• **MATERIAL**

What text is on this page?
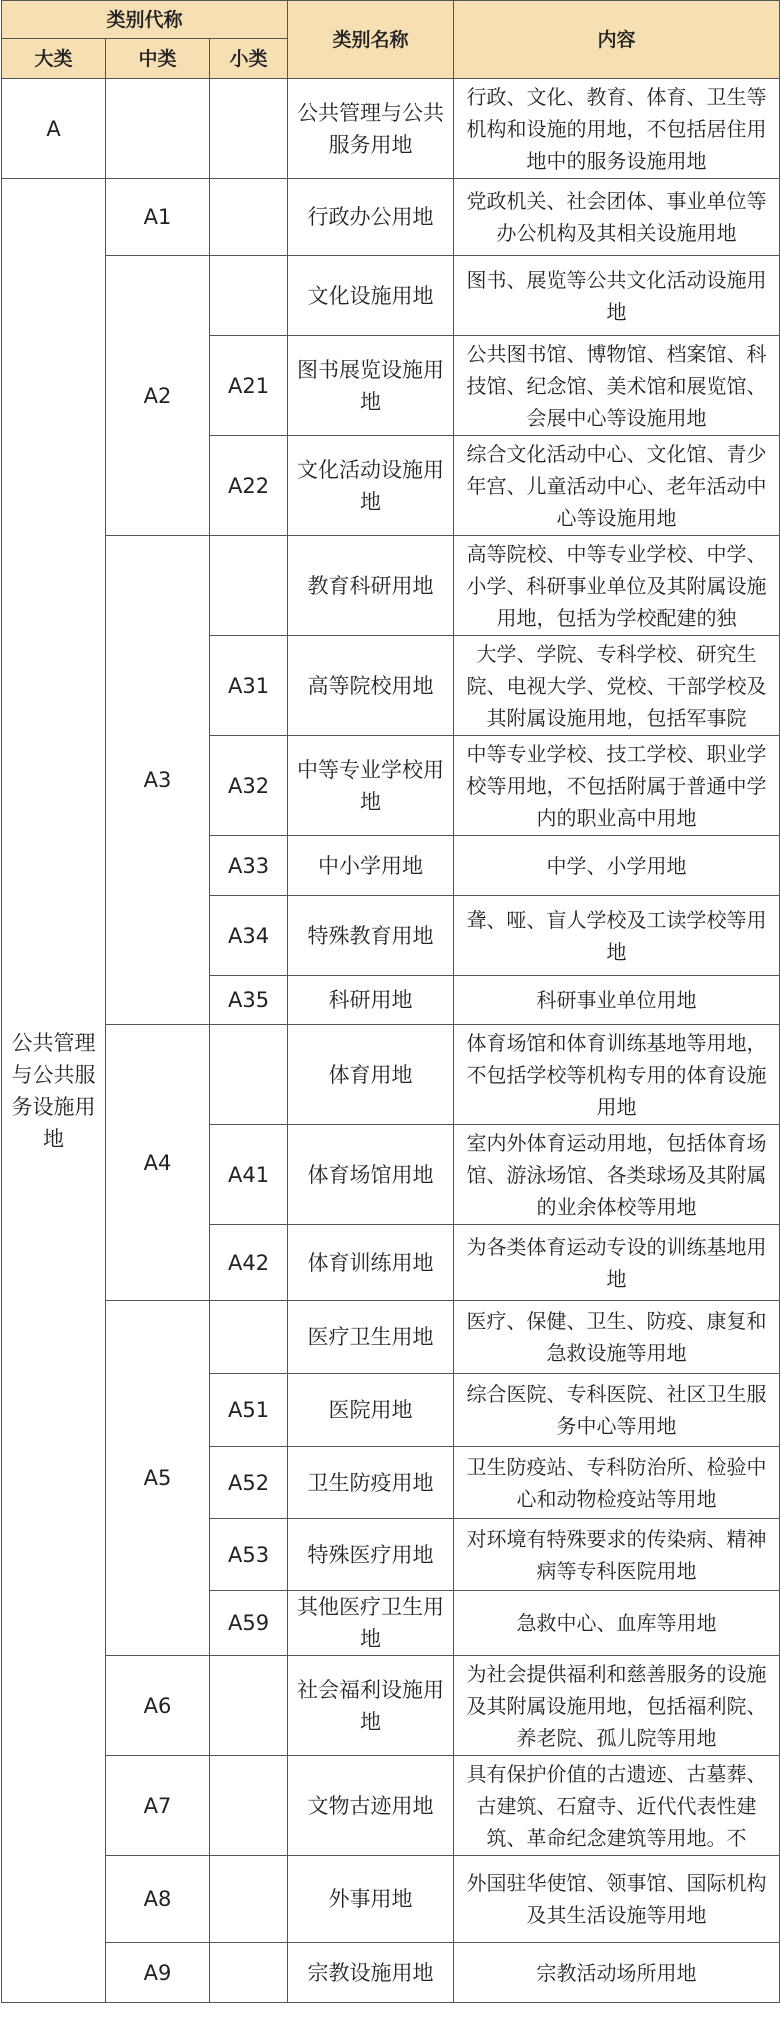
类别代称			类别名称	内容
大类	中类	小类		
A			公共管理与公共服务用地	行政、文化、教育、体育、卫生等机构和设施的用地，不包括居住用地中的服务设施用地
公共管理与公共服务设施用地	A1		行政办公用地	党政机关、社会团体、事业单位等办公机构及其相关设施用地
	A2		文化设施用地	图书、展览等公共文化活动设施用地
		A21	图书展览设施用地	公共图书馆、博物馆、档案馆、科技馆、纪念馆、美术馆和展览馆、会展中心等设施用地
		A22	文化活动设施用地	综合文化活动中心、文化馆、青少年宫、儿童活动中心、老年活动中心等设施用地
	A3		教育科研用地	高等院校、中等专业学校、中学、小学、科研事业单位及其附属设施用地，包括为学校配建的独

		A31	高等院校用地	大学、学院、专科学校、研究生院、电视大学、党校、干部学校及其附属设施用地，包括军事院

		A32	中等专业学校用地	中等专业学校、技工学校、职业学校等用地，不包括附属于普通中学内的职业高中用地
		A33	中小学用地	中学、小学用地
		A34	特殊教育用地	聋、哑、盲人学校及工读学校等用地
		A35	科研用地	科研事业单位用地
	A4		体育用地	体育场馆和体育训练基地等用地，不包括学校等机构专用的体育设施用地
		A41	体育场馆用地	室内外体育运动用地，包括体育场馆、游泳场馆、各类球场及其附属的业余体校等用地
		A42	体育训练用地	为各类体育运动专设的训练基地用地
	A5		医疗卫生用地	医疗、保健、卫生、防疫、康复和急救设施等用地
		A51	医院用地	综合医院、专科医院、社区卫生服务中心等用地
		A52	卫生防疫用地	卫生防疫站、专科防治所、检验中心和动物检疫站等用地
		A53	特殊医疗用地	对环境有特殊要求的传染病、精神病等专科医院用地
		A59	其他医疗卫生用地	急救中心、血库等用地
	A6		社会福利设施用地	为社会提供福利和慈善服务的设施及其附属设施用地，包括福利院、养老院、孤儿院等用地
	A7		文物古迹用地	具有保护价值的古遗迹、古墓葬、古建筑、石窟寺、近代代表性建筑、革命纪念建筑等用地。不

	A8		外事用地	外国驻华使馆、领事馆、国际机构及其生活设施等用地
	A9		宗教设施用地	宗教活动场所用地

* * *

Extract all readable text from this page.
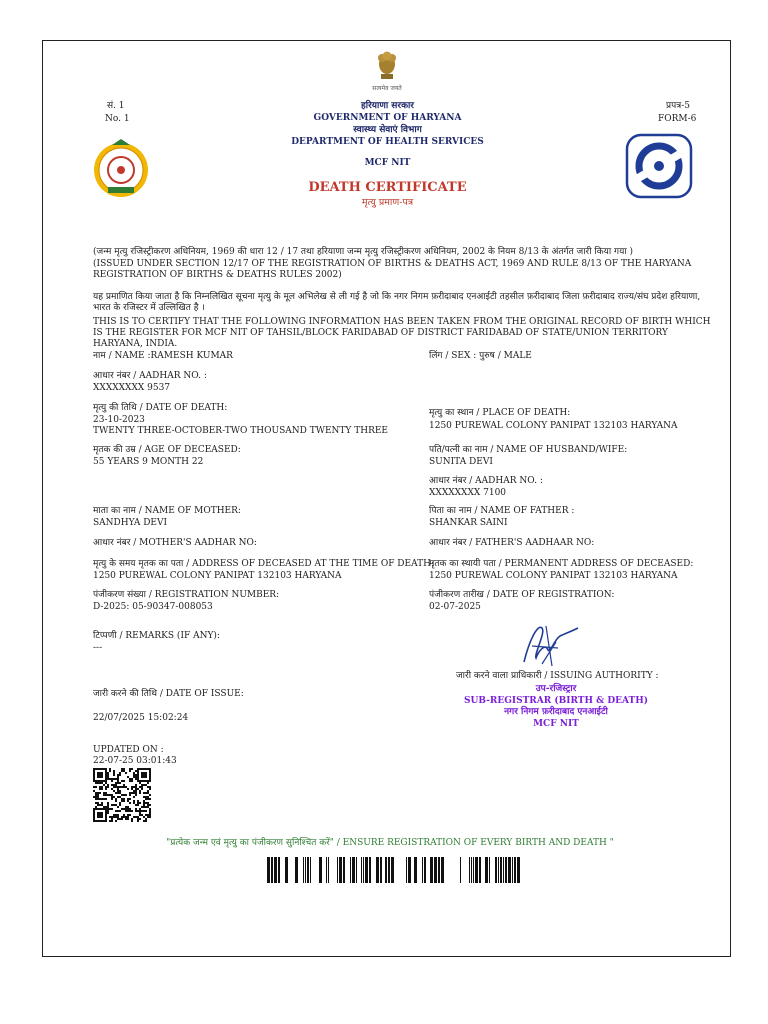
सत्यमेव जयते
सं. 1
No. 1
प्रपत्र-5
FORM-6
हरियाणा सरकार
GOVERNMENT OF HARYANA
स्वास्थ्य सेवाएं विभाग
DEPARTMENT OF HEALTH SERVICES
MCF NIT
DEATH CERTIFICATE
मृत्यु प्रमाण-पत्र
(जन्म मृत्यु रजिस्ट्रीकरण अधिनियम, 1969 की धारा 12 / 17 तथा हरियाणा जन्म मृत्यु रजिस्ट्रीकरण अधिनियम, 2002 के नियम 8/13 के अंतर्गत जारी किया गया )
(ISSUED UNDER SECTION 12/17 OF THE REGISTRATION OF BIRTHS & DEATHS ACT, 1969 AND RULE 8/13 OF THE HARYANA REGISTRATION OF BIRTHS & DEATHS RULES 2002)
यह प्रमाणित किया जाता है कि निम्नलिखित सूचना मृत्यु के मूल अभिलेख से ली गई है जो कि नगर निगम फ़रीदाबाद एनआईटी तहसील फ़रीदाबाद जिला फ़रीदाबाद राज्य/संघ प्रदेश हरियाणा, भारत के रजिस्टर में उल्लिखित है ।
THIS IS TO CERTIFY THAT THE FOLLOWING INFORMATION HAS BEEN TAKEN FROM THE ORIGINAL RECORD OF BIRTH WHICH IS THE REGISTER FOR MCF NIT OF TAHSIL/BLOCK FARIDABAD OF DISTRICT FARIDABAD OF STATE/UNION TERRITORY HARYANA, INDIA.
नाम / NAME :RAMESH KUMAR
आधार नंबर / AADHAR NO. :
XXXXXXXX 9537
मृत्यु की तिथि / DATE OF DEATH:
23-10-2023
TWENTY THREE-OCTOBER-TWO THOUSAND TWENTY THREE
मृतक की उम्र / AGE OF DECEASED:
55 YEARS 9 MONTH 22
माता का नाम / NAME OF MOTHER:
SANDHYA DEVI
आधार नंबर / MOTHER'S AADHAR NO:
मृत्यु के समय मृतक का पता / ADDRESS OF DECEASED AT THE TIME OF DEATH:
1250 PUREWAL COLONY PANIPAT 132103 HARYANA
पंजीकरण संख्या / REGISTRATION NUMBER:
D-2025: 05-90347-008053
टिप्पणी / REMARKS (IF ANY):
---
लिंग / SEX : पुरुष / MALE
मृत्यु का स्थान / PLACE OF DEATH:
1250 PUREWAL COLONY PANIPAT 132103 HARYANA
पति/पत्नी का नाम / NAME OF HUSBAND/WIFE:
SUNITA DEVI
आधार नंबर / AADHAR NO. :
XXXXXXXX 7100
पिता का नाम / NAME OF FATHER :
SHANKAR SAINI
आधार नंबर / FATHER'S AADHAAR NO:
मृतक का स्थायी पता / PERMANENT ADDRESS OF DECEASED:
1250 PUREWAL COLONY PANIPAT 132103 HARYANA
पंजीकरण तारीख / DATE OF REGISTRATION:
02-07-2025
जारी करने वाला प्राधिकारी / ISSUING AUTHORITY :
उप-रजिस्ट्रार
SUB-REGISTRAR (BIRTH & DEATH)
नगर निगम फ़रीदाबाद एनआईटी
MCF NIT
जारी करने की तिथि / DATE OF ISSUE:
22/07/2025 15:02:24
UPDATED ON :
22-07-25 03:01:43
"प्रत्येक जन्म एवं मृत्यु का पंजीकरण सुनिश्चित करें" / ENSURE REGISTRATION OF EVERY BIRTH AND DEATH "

--

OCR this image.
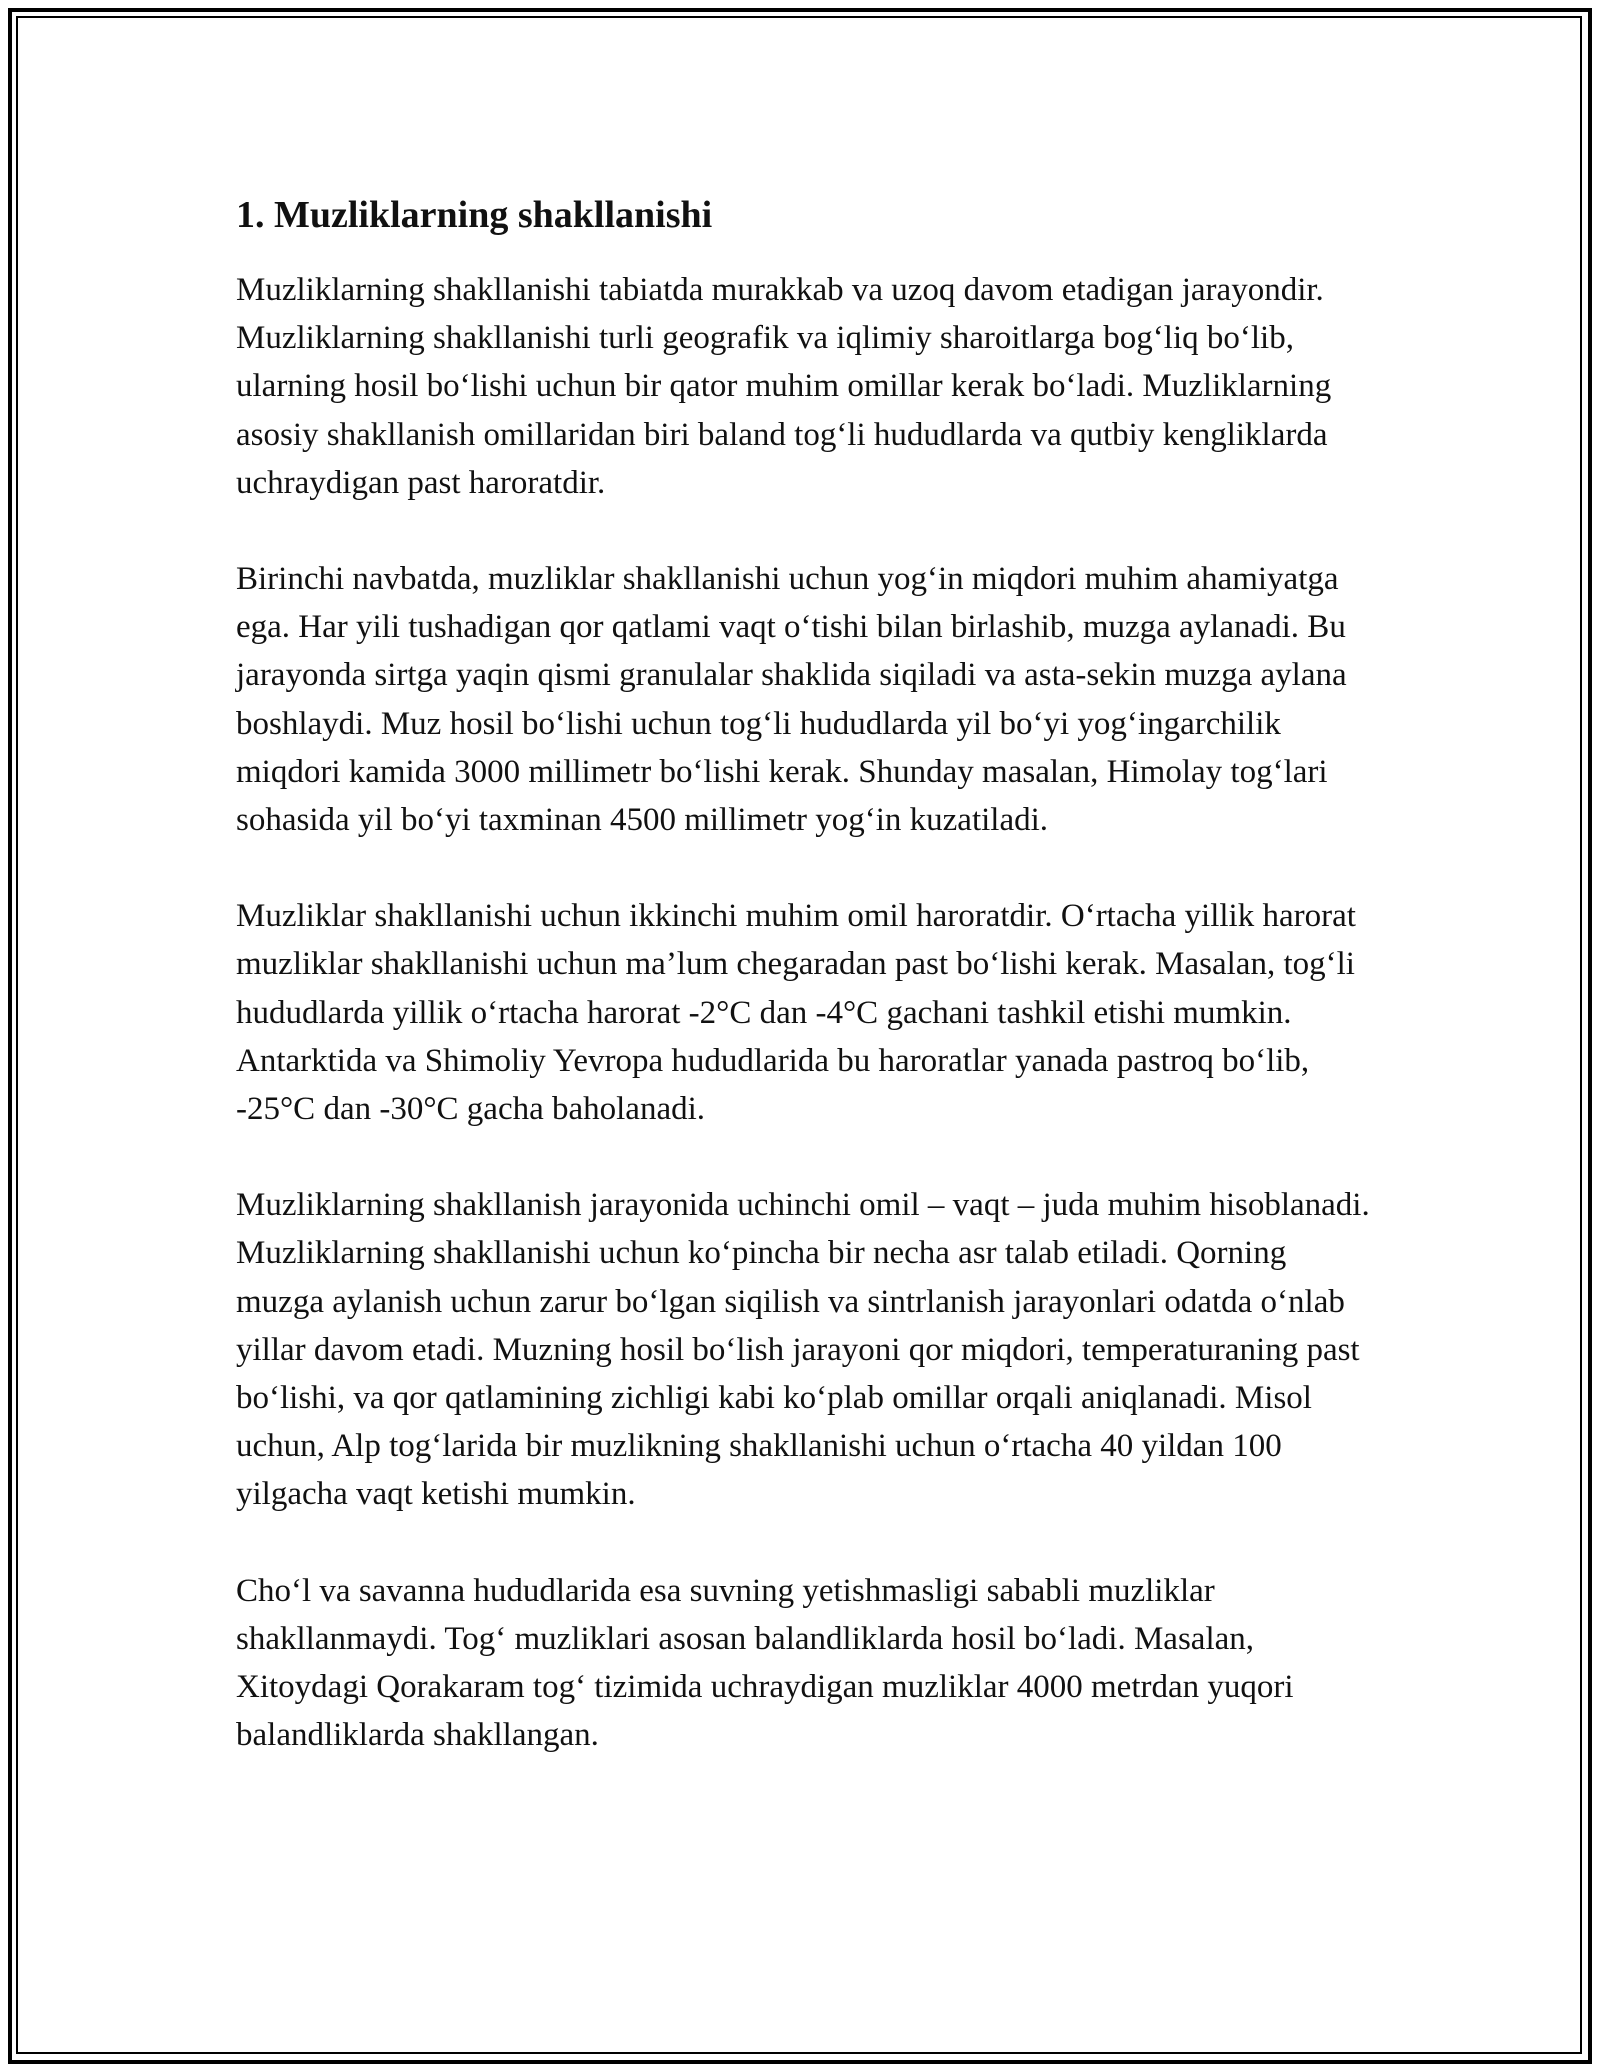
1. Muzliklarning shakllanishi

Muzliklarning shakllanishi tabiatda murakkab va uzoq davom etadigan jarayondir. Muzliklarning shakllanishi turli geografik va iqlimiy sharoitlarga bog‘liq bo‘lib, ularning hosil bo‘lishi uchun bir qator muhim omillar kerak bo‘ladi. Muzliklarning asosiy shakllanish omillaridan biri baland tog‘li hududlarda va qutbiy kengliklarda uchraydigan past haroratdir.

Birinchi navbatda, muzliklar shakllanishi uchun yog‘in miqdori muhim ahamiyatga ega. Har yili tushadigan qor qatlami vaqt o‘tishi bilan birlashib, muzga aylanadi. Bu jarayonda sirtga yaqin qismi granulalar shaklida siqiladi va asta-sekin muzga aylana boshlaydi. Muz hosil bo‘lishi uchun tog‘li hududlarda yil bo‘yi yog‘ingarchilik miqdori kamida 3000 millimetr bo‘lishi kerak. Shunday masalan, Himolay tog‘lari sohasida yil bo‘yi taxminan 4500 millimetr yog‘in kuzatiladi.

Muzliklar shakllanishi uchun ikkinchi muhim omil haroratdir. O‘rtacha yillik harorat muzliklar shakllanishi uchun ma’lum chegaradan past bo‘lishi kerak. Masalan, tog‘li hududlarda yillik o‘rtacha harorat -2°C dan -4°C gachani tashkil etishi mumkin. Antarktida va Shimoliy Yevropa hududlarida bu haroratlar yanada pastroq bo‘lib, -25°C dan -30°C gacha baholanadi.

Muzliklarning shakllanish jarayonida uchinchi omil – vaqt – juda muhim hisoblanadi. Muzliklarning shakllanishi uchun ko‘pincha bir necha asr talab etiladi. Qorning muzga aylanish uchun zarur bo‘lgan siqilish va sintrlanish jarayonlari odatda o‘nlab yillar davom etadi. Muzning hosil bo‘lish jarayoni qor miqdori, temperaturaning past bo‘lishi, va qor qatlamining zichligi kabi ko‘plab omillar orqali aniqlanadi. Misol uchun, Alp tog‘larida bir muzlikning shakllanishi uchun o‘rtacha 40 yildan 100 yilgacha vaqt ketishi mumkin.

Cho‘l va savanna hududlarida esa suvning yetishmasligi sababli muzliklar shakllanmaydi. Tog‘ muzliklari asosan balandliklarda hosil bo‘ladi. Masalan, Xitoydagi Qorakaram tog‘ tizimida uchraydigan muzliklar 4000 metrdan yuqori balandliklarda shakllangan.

• **PROBLEM DESCRIPTION**
Extract every line of the records above that contains the word "haroratdir".

• **SOLUTION TO THE EXERCISE**
Muzliklarning shakllanishi tabiatda murakkab va uzoq davom etadigan jarayondir. Muzliklarning shakllanishi turli geografik va iqlimiy sharoitlarga bog‘liq bo‘lib, ularning hosil bo‘lishi uchun bir qator muhim omillar kerak bo‘ladi. Muzliklarning asosiy shakllanish omillaridan biri baland tog‘li hududlarda va qutbiy kengliklarda uchraydigan past haroratdir.
Muzliklar shakllanishi uchun ikkinchi muhim omil haroratdir. O‘rtacha yillik harorat muzliklar shakllanishi uchun ma’lum chegaradan past bo‘lishi kerak. Masalan, tog‘li hududlarda yillik o‘rtacha harorat -2°C dan -4°C gachani tashkil etishi mumkin. Antarktida va Shimoliy Yevropa hududlarida bu haroratlar yanada pastroq bo‘lib, -25°C dan -30°C gacha baholanadi.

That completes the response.